TASK DIRECTIONS: Copy each line that holds "wall".

Stored records:
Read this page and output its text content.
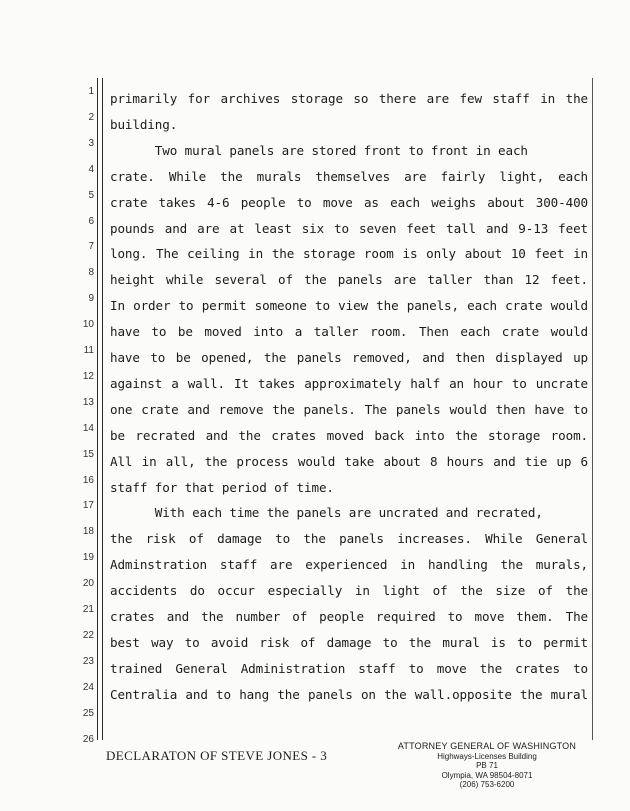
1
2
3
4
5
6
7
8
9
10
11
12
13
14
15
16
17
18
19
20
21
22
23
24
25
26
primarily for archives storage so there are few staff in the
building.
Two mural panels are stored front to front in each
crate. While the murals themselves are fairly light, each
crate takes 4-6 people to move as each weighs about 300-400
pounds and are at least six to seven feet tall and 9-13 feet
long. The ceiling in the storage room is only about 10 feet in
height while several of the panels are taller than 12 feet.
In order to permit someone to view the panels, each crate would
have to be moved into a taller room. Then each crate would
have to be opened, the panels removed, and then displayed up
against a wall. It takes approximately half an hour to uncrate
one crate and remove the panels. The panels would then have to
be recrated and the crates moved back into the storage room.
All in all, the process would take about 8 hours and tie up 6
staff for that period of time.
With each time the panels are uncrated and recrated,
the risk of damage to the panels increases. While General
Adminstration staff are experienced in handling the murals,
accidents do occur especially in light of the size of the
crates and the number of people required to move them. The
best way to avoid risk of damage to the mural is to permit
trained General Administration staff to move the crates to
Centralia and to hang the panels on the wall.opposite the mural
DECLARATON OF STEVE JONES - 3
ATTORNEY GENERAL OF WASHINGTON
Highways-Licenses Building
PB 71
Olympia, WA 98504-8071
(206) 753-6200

RESULT BELOW:
against a wall. It takes approximately half an hour to uncrate
Centralia and to hang the panels on the wall.opposite the mural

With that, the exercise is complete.